THE PROBLEM:
Your answer must consist of the records below, reproduced exactly, with every picture removed.
== RECORDS FOR THIS TASK
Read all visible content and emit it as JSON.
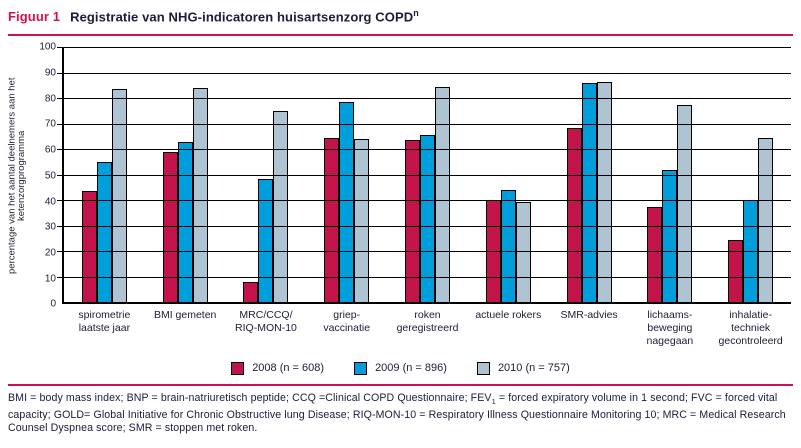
{
  "header": {
    "figure_label": "Figuur 1",
    "title": "Registratie van NHG-indicatoren huisartsenzorg COPD",
    "title_superscript": "n"
  },
  "chart_data": {
    "type": "bar",
    "title": "Registratie van NHG-indicatoren huisartsenzorg COPD",
    "ylabel": "percentage van het aantal deelnemers aan het ketenzorgprogramma",
    "ylim": [
      0,
      100
    ],
    "yticks": [
      100,
      90,
      80,
      70,
      60,
      50,
      40,
      30,
      20,
      10,
      0
    ],
    "grid": true,
    "legend_position": "bottom",
    "categories": [
      "spirometrie\nlaatste jaar",
      "BMI gemeten",
      "MRC/CCQ/\nRIQ-MON-10",
      "griep-\nvaccinatie",
      "roken\ngeregistreerd",
      "actuele rokers",
      "SMR-advies",
      "lichaams-\nbeweging\nnagegaan",
      "inhalatie-\ntechniek\ngecontroleerd"
    ],
    "series": [
      {
        "name": "2008 (n = 608)",
        "color": "#c2134b",
        "values": [
          43.5,
          59,
          8,
          64.5,
          63.5,
          40,
          68.5,
          37.5,
          24.5
        ]
      },
      {
        "name": "2009 (n = 896)",
        "color": "#009fdb",
        "values": [
          55,
          63,
          48.5,
          78.5,
          65.5,
          44,
          86,
          52,
          40
        ]
      },
      {
        "name": "2010 (n = 757)",
        "color": "#aec4d2",
        "values": [
          83.5,
          84,
          75,
          64,
          84.5,
          39.5,
          86.5,
          77.5,
          64.5
        ]
      }
    ]
  },
  "footnote": {
    "pre": "BMI = body mass index; BNP = brain-natriuretisch peptide; CCQ =Clinical COPD Questionnaire; FEV",
    "sub": "1",
    "post": " = forced expiratory volume in 1 second; FVC = forced vital capacity; GOLD= Global Initiative for Chronic Obstructive lung Disease; RIQ-MON-10 = Respiratory Illness Questionnaire Monitoring 10; MRC = Medical Research Counsel Dyspnea score; SMR = stoppen met roken."
  },
  "colors": {
    "accent": "#d01055",
    "text": "#1e1b39"
  }
}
====
WRITTEN SOLUTION:
Read all visible content and emit it as JSON.
{
  "header": {
    "figure_label": "Figuur 1",
    "title": "Registratie van NHG-indicatoren huisartsenzorg COPD",
    "title_superscript": "n"
  },
  "chart_data": {
    "type": "bar",
    "title": "Registratie van NHG-indicatoren huisartsenzorg COPD",
    "ylabel": "percentage van het aantal deelnemers aan het ketenzorgprogramma",
    "ylim": [
      0,
      100
    ],
    "yticks": [
      100,
      90,
      80,
      70,
      60,
      50,
      40,
      30,
      20,
      10,
      0
    ],
    "grid": true,
    "legend_position": "bottom",
    "categories": [
      "spirometrie\nlaatste jaar",
      "BMI gemeten",
      "MRC/CCQ/\nRIQ-MON-10",
      "griep-\nvaccinatie",
      "roken\ngeregistreerd",
      "actuele rokers",
      "SMR-advies",
      "lichaams-\nbeweging\nnagegaan",
      "inhalatie-\ntechniek\ngecontroleerd"
    ],
    "series": [
      {
        "name": "2008 (n = 608)",
        "color": "#c2134b",
        "values": [
          43.5,
          59,
          8,
          64.5,
          63.5,
          40,
          68.5,
          37.5,
          24.5
        ]
      },
      {
        "name": "2009 (n = 896)",
        "color": "#009fdb",
        "values": [
          55,
          63,
          48.5,
          78.5,
          65.5,
          44,
          86,
          52,
          40
        ]
      },
      {
        "name": "2010 (n = 757)",
        "color": "#aec4d2",
        "values": [
          83.5,
          84,
          75,
          64,
          84.5,
          39.5,
          86.5,
          77.5,
          64.5
        ]
      }
    ]
  },
  "footnote": {
    "pre": "BMI = body mass index; BNP = brain-natriuretisch peptide; CCQ =Clinical COPD Questionnaire; FEV",
    "sub": "1",
    "post": " = forced expiratory volume in 1 second; FVC = forced vital capacity; GOLD= Global Initiative for Chronic Obstructive lung Disease; RIQ-MON-10 = Respiratory Illness Questionnaire Monitoring 10; MRC = Medical Research Counsel Dyspnea score; SMR = stoppen met roken."
  },
  "colors": {
    "accent": "#d01055",
    "text": "#1e1b39"
  }
}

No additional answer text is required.